**REQUIRED TASK:**
Some lines of these records may hold the word "this"; state how many, using only the number.

— Begin DATA SECTION —

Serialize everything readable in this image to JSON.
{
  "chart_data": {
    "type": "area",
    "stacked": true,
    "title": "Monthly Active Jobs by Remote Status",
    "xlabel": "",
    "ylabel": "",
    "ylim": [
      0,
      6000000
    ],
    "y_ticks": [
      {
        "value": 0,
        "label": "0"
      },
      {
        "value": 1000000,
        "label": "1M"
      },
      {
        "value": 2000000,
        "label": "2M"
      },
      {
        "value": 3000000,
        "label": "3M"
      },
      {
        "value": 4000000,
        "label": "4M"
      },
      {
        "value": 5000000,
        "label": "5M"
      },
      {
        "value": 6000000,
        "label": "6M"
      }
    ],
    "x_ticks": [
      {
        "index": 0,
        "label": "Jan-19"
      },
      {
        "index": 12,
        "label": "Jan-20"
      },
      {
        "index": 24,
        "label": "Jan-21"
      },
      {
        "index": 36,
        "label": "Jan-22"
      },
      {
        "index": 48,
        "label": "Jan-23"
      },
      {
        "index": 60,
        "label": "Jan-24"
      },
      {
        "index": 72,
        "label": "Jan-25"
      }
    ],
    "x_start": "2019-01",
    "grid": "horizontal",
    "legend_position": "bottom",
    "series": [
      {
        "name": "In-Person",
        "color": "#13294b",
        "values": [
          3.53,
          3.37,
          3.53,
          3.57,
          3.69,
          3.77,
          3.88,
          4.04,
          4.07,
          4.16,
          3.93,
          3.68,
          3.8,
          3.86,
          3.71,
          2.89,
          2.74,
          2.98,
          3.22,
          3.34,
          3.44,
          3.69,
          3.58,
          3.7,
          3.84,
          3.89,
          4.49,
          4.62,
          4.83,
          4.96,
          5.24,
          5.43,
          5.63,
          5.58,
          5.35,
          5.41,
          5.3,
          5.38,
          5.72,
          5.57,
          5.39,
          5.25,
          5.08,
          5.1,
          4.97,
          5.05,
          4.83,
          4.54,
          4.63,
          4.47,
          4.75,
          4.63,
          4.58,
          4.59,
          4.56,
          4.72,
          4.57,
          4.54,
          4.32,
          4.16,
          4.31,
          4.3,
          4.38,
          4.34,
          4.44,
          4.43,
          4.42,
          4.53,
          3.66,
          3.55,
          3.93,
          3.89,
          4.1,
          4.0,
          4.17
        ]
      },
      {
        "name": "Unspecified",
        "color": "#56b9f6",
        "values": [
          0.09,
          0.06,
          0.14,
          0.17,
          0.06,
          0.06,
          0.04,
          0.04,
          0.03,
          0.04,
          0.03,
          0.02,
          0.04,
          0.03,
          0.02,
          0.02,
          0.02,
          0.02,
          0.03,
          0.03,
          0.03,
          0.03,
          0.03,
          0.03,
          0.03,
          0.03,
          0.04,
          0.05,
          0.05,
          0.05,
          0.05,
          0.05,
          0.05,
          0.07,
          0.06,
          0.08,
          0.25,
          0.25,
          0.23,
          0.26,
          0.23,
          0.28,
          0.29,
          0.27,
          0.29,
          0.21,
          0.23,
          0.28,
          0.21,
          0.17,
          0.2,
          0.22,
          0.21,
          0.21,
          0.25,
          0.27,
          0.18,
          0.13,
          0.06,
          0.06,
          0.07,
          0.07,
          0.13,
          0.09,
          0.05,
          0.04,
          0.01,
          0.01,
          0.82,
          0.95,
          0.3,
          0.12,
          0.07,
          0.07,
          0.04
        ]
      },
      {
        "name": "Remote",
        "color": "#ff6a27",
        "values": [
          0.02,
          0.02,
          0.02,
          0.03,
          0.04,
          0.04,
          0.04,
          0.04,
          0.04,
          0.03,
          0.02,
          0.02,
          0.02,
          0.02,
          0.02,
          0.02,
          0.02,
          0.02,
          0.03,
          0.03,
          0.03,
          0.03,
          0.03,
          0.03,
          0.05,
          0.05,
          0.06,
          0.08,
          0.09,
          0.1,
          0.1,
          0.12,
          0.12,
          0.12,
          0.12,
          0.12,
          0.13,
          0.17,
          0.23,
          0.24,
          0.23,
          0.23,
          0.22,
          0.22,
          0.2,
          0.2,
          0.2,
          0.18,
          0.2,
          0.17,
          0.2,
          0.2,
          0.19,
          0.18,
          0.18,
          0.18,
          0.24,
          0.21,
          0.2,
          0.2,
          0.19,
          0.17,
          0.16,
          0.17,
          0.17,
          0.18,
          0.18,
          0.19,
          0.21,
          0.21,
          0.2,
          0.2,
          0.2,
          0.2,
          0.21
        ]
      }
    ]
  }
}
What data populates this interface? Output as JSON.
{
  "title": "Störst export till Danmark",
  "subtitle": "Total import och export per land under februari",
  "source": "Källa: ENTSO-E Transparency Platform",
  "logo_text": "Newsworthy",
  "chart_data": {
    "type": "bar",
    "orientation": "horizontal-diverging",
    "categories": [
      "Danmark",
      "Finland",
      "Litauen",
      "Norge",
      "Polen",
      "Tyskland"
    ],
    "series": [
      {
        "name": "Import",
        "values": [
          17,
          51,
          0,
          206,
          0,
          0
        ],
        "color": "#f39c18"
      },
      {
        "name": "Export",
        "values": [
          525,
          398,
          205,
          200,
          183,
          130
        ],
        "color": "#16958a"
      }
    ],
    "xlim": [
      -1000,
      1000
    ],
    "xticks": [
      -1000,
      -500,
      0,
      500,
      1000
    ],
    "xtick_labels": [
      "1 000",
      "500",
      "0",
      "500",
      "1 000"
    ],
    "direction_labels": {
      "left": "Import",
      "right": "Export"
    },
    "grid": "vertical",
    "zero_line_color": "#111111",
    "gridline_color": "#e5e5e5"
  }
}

— End DATA SECTION —

**REPLY:**
2